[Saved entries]

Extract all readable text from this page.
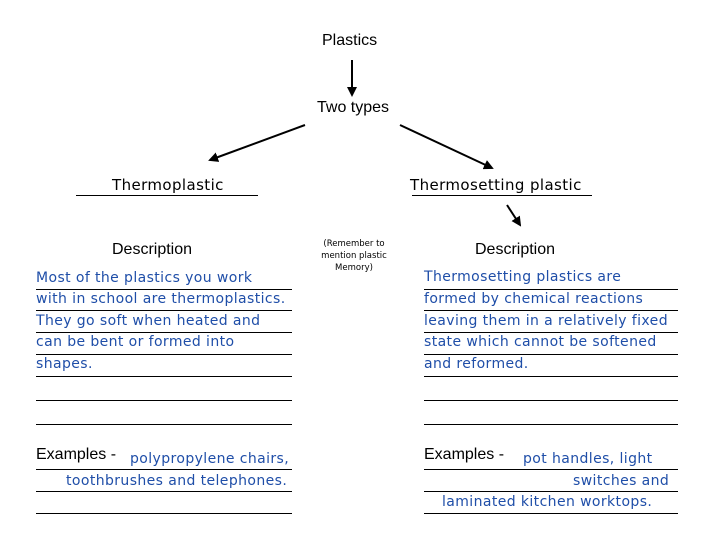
Plastics
Two types
Thermoplastic
Description
Most of the plastics you work
with in school are thermoplastics.
They go soft when heated and
can be bent or formed into
shapes.
Examples - polypropylene chairs,
toothbrushes and telephones.
(Remember to
mention plastic
Memory)
Thermosetting plastic
Description
Thermosetting plastics are
formed by chemical reactions
leaving them in a relatively fixed
state which cannot be softened
and reformed.
Examples - pot handles, light
switches and
laminated kitchen worktops.
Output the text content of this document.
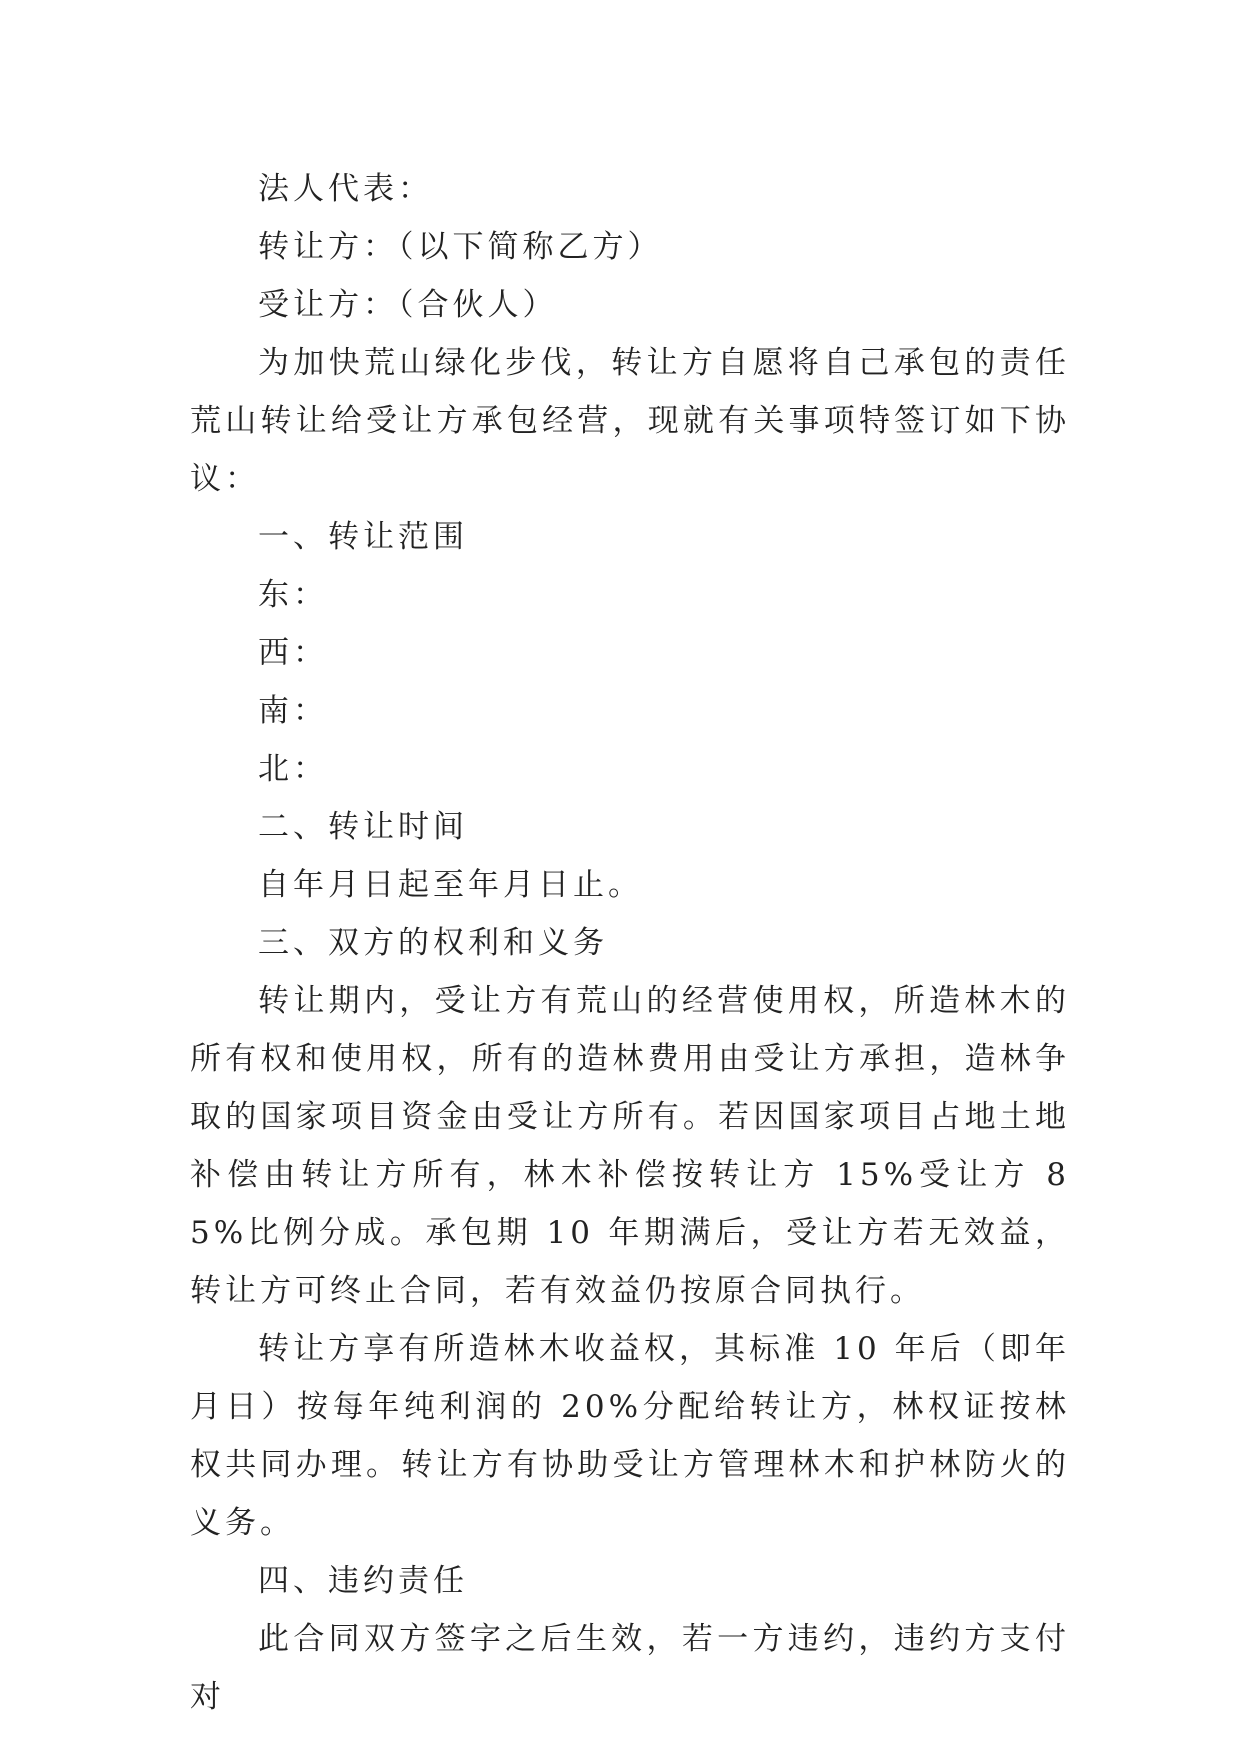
法人代表：

转让方：（以下简称乙方）

受让方：（合伙人）

为加快荒山绿化步伐，转让方自愿将自己承包的责任荒山转让给受让方承包经营，现就有关事项特签订如下协议：

一、转让范围

东：

西：

南：

北：

二、转让时间

自年月日起至年月日止。

三、双方的权利和义务

转让期内，受让方有荒山的经营使用权，所造林木的所有权和使用权，所有的造林费用由受让方承担，造林争取的国家项目资金由受让方所有。若因国家项目占地土地补偿由转让方所有，林木补偿按转让方 15%受让方 85%比例分成。承包期 10 年期满后，受让方若无效益，转让方可终止合同，若有效益仍按原合同执行。

转让方享有所造林木收益权，其标准 10 年后（即年月日）按每年纯利润的 20%分配给转让方，林权证按林权共同办理。转让方有协助受让方管理林木和护林防火的义务。

四、违约责任

此合同双方签字之后生效，若一方违约，违约方支付对
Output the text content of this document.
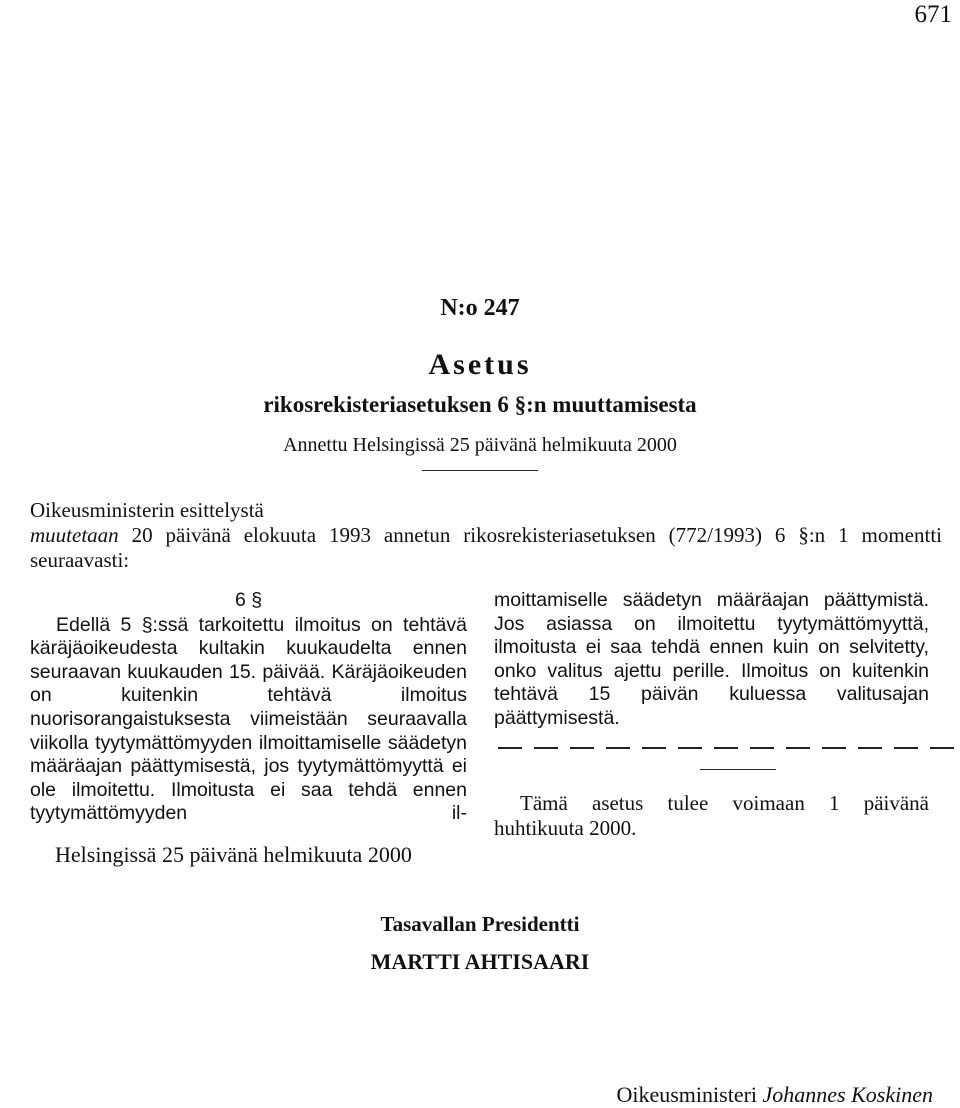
671
N:o 247
Asetus
rikosrekisteriasetuksen 6 §:n muuttamisesta
Annettu Helsingissä 25 päivänä helmikuuta 2000

Oikeusministerin esittelystä

muutetaan 20 päivänä elokuuta 1993 annetun rikosrekisteriasetuksen (772/1993) 6 §:n 1 momentti seuraavasti:

6 §

Edellä 5 §:ssä tarkoitettu ilmoitus on tehtävä käräjäoikeudesta kultakin kuukaudelta ennen seuraavan kuukauden 15. päivää. Käräjäoikeuden on kuitenkin tehtävä ilmoitus nuorisorangaistuksesta viimeistään seuraavalla viikolla tyytymättömyyden ilmoittamiselle säädetyn määräajan päättymisestä, jos tyytymättömyyttä ei ole ilmoitettu. Ilmoitusta ei saa tehdä ennen tyytymättömyyden il-

moittamiselle säädetyn määräajan päättymistä. Jos asiassa on ilmoitettu tyytymättömyyttä, ilmoitusta ei saa tehdä ennen kuin on selvitetty, onko valitus ajettu perille. Ilmoitus on kuitenkin tehtävä 15 päivän kuluessa valitusajan päättymisestä.

Tämä asetus tulee voimaan 1 päivänä huhtikuuta 2000.

Helsingissä 25 päivänä helmikuuta 2000
Tasavallan Presidentti
MARTTI AHTISAARI
Oikeusministeri Johannes Koskinen
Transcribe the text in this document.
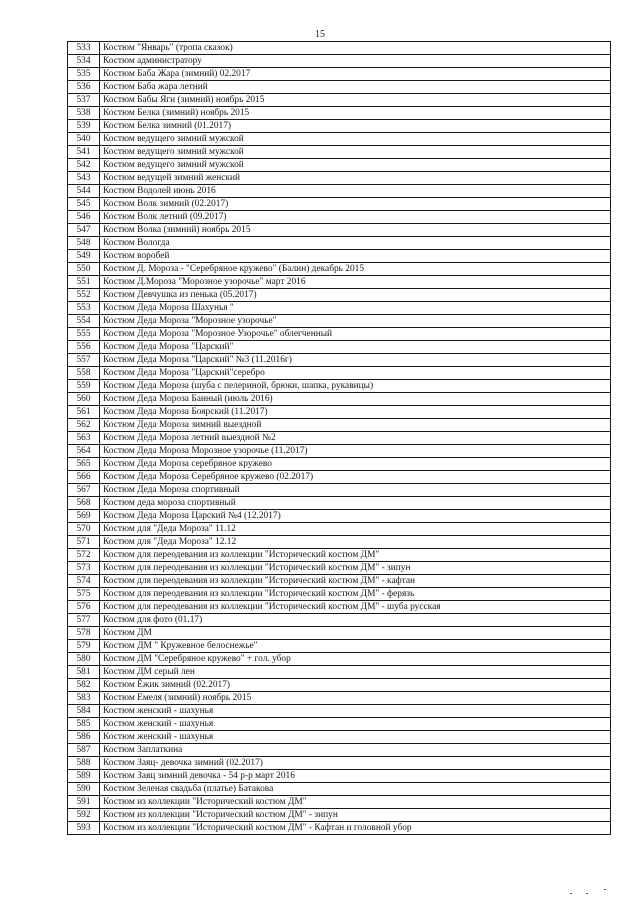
15
533	Костюм "Январь" (тропа сказок)
534	Костюм администратору
535	Костюм Баба Жара (зимний) 02.2017
536	Костюм Баба жара летний
537	Костюм Бабы Яги (зимний) ноябрь 2015
538	Костюм Белка (зимний) ноябрь 2015
539	Костюм Белка зимний (01.2017)
540	Костюм ведущего зимний мужской
541	Костюм ведущего зимний мужской
542	Костюм ведущего зимний мужской
543	Костюм ведущей зимний женский
544	Костюм Водолей июнь 2016
545	Костюм Волк зимний (02.2017)
546	Костюм Волк летний (09.2017)
547	Костюм Волка (зимний) ноябрь 2015
548	Костюм Вологда
549	Костюм воробей
550	Костюм Д. Мороза - "Серебряное кружево" (Балин) декабрь 2015
551	Костюм Д.Мороза "Морозное узорочье" март 2016
552	Костюм Девчушка из пенька (05.2017)
553	Костюм Деда Мороза Шахунья "
554	Костюм Деда Мороза "Морозное узорочье"
555	Костюм Деда Мороза "Морозное Узорочье" облегченный
556	Костюм Деда Мороза "Царский"
557	Костюм Деда Мороза "Царский" №3 (11.2016г)
558	Костюм Деда Мороза "Царский"серебро
559	Костюм Деда Мороза (шуба с пелериной, брюки, шапка, рукавицы)
560	Костюм Деда Мороза Банный (июль 2016)
561	Костюм Деда Мороза Боярский (11.2017)
562	Костюм Деда Мороза зимний выездной
563	Костюм Деда Мороза летний выездной №2
564	Костюм Деда Мороза Морозное узорочье (11.2017)
565	Костюм Деда Мороза серебряное кружево
566	Костюм Деда Мороза Серебряное кружево (02.2017)
567	Костюм Деда Мороза спортивный
568	Костюм деда мороза спортивный
569	Костюм Деда Мороза Царский №4 (12.2017)
570	Костюм для "Деда Мороза" 11.12
571	Костюм для "Деда Мороза" 12.12
572	Костюм для переодевания из коллекции "Исторический костюм ДМ"
573	Костюм для переодевания из коллекции "Исторический костюм ДМ" - зипун
574	Костюм для переодевания из коллекции "Исторический костюм ДМ" - кафтан
575	Костюм для переодевания из коллекции "Исторический костюм ДМ" - ферязь
576	Костюм для переодевания из коллекции "Исторический костюм ДМ" - шуба русская
577	Костюм для фото (01.17)
578	Костюм ДМ
579	Костюм ДМ " Кружевное белоснежье"
580	Костюм ДМ "Серебряное кружево" + гол. убор
581	Костюм ДМ серый лен
582	Костюм Ёжик зимний (02.2017)
583	Костюм Емеля (зимний) ноябрь 2015
584	Костюм женский - шахунья
585	Костюм женский - шахунья
586	Костюм женский - шахунья
587	Костюм Заплаткина
588	Костюм Заяц- девочка зимний (02.2017)
589	Костюм Заяц зимний девочка - 54 р-р март 2016
590	Костюм Зеленая свадьба (платье) Батакова
591	Костюм из коллекции "Исторический костюм ДМ"
592	Костюм из коллекции "Исторический костюм ДМ" - зипун
593	Костюм из коллекции "Исторический костюм ДМ" - Кафтан и головной убор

**PROBLEM TO WORK ON:**
Only the number is needed here: how many lines of the records contain "зипун"?

**CORRECT OUTPUT:**
2